**OBJECTIVE:**
Every entry must be copied word for word.
-- Start DATASET EXTRACT --
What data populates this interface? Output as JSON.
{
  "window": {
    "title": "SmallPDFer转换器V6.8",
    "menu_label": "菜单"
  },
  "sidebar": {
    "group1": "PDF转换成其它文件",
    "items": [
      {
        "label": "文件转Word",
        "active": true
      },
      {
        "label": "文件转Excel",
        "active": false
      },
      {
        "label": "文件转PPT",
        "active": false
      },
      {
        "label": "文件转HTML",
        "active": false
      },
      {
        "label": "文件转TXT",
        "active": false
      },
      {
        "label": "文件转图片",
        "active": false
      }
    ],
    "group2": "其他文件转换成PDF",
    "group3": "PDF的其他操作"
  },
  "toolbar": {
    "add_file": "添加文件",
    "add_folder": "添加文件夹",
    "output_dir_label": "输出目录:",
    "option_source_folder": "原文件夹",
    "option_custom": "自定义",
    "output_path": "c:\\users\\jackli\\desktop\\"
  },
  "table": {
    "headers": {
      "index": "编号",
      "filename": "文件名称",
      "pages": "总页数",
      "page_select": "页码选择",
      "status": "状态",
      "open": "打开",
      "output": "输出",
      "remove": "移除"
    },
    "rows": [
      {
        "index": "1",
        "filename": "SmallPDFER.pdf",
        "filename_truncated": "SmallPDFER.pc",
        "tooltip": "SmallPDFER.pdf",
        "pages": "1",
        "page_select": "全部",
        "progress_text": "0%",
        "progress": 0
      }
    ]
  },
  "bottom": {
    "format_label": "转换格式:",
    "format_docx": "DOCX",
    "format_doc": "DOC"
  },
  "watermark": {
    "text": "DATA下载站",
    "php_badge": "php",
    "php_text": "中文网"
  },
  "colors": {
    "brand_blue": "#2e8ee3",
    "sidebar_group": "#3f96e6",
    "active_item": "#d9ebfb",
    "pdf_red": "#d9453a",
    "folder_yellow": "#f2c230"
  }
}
-- End DATASET EXTRACT --
**COMPLETE RESPONSE:**
What data populates this interface? Output as JSON.
{
  "window": {
    "title": "SmallPDFer转换器V6.8",
    "menu_label": "菜单"
  },
  "sidebar": {
    "group1": "PDF转换成其它文件",
    "items": [
      {
        "label": "文件转Word",
        "active": true
      },
      {
        "label": "文件转Excel",
        "active": false
      },
      {
        "label": "文件转PPT",
        "active": false
      },
      {
        "label": "文件转HTML",
        "active": false
      },
      {
        "label": "文件转TXT",
        "active": false
      },
      {
        "label": "文件转图片",
        "active": false
      }
    ],
    "group2": "其他文件转换成PDF",
    "group3": "PDF的其他操作"
  },
  "toolbar": {
    "add_file": "添加文件",
    "add_folder": "添加文件夹",
    "output_dir_label": "输出目录:",
    "option_source_folder": "原文件夹",
    "option_custom": "自定义",
    "output_path": "c:\\users\\jackli\\desktop\\"
  },
  "table": {
    "headers": {
      "index": "编号",
      "filename": "文件名称",
      "pages": "总页数",
      "page_select": "页码选择",
      "status": "状态",
      "open": "打开",
      "output": "输出",
      "remove": "移除"
    },
    "rows": [
      {
        "index": "1",
        "filename": "SmallPDFER.pdf",
        "filename_truncated": "SmallPDFER.pc",
        "tooltip": "SmallPDFER.pdf",
        "pages": "1",
        "page_select": "全部",
        "progress_text": "0%",
        "progress": 0
      }
    ]
  },
  "bottom": {
    "format_label": "转换格式:",
    "format_docx": "DOCX",
    "format_doc": "DOC"
  },
  "watermark": {
    "text": "DATA下载站",
    "php_badge": "php",
    "php_text": "中文网"
  },
  "colors": {
    "brand_blue": "#2e8ee3",
    "sidebar_group": "#3f96e6",
    "active_item": "#d9ebfb",
    "pdf_red": "#d9453a",
    "folder_yellow": "#f2c230"
  }
}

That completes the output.